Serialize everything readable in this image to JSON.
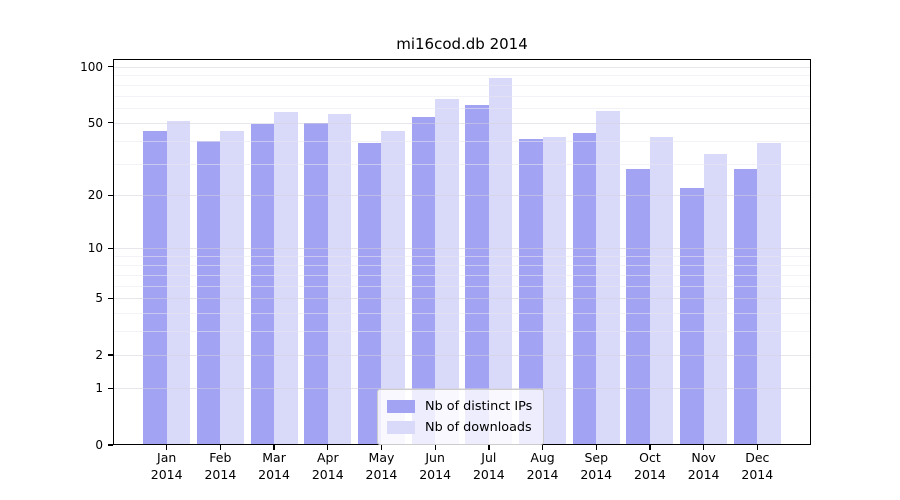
{
  "title": "mi16cod.db 2014",
  "chart_data": {
    "type": "bar",
    "title": "mi16cod.db 2014",
    "x_categories": [
      "Jan",
      "Feb",
      "Mar",
      "Apr",
      "May",
      "Jun",
      "Jul",
      "Aug",
      "Sep",
      "Oct",
      "Nov",
      "Dec"
    ],
    "x_year": "2014",
    "series": [
      {
        "key": "distinct-ips",
        "name": "Nb of distinct IPs",
        "color": "#a3a3f3",
        "values": [
          45,
          40,
          49,
          50,
          39,
          54,
          62,
          41,
          44,
          28,
          22,
          28
        ]
      },
      {
        "key": "downloads",
        "name": "Nb of downloads",
        "color": "#d9d9fa",
        "values": [
          51,
          45,
          57,
          56,
          45,
          67,
          87,
          42,
          58,
          42,
          34,
          39
        ]
      }
    ],
    "y_scale": "log10(value+1)",
    "y_ticks": [
      100,
      50,
      20,
      10,
      5,
      2,
      1,
      0
    ],
    "y_minor_gridlines": [
      3,
      4,
      6,
      7,
      8,
      9,
      30,
      40,
      60,
      70,
      80,
      90
    ],
    "ylim": [
      0,
      110
    ],
    "grid": true,
    "legend_position": "bottom-center"
  },
  "colors": {
    "background": "#ffffff",
    "frame": "#000000",
    "text": "#000000",
    "grid_major": "rgba(213,210,219,0.55)",
    "grid_minor": "rgba(233,231,238,0.55)",
    "legend_border": "#cccccc"
  }
}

(THE EXERCISE) Spot every line that holds "distinct" and copy it.

(OUTPUT OF THE EXERCISE)
        "key": "distinct-ips",
        "name": "Nb of distinct IPs",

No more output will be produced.